— START OF RECORDS SUPPLIED —
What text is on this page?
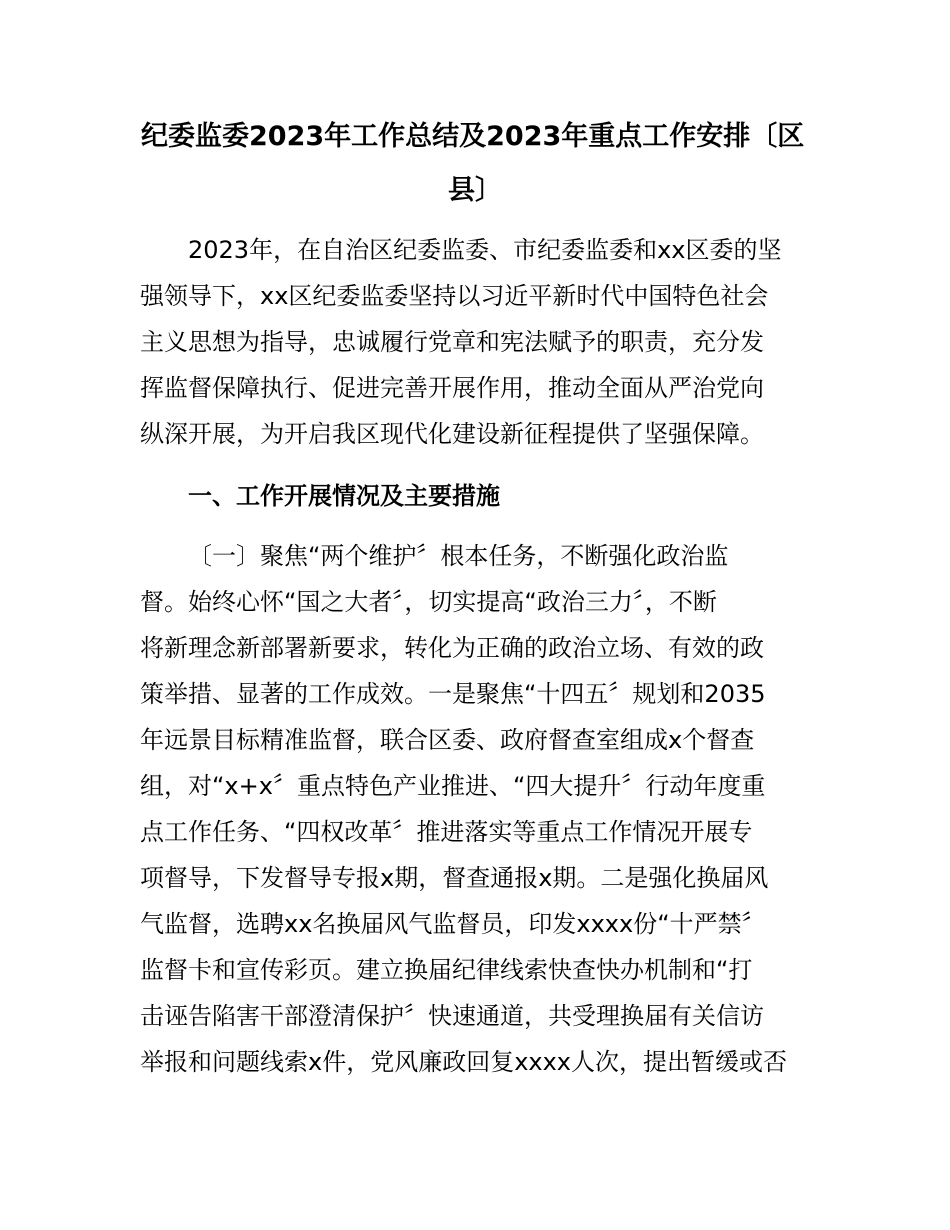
纪委监委2023年工作总结及2023年重点工作安排〔区
县〕

2023年，在自治区纪委监委、市纪委监委和xx区委的坚

强领导下，xx区纪委监委坚持以习近平新时代中国特色社会

主义思想为指导，忠诚履行党章和宪法赋予的职责，充分发

挥监督保障执行、促进完善开展作用，推动全面从严治党向

纵深开展，为开启我区现代化建设新征程提供了坚强保障。

一、工作开展情况及主要措施

〔一〕聚焦“两个维护〞根本任务，不断强化政治监

督。始终心怀“国之大者〞，切实提高“政治三力〞，不断

将新理念新部署新要求，转化为正确的政治立场、有效的政

策举措、显著的工作成效。一是聚焦“十四五〞规划和2035

年远景目标精准监督，联合区委、政府督查室组成x个督查

组，对“x+x〞重点特色产业推进、“四大提升〞行动年度重

点工作任务、“四权改革〞推进落实等重点工作情况开展专

项督导，下发督导专报x期，督查通报x期。二是强化换届风

气监督，选聘xx名换届风气监督员，印发xxxx份“十严禁〞

监督卡和宣传彩页。建立换届纪律线索快查快办机制和“打

击诬告陷害干部澄清保护〞快速通道，共受理换届有关信访

举报和问题线索x件，党风廉政回复xxxx人次，提出暂缓或否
— END OF RECORDS SUPPLIED —
TO BE DONE
Copy out every line of the material above exactly, skipping the pictures.

FULL SOLUTION
What text is on this page?
纪委监委2023年工作总结及2023年重点工作安排〔区
县〕

2023年，在自治区纪委监委、市纪委监委和xx区委的坚

强领导下，xx区纪委监委坚持以习近平新时代中国特色社会

主义思想为指导，忠诚履行党章和宪法赋予的职责，充分发

挥监督保障执行、促进完善开展作用，推动全面从严治党向

纵深开展，为开启我区现代化建设新征程提供了坚强保障。

一、工作开展情况及主要措施

〔一〕聚焦“两个维护〞根本任务，不断强化政治监

督。始终心怀“国之大者〞，切实提高“政治三力〞，不断

将新理念新部署新要求，转化为正确的政治立场、有效的政

策举措、显著的工作成效。一是聚焦“十四五〞规划和2035

年远景目标精准监督，联合区委、政府督查室组成x个督查

组，对“x+x〞重点特色产业推进、“四大提升〞行动年度重

点工作任务、“四权改革〞推进落实等重点工作情况开展专

项督导，下发督导专报x期，督查通报x期。二是强化换届风

气监督，选聘xx名换届风气监督员，印发xxxx份“十严禁〞

监督卡和宣传彩页。建立换届纪律线索快查快办机制和“打

击诬告陷害干部澄清保护〞快速通道，共受理换届有关信访

举报和问题线索x件，党风廉政回复xxxx人次，提出暂缓或否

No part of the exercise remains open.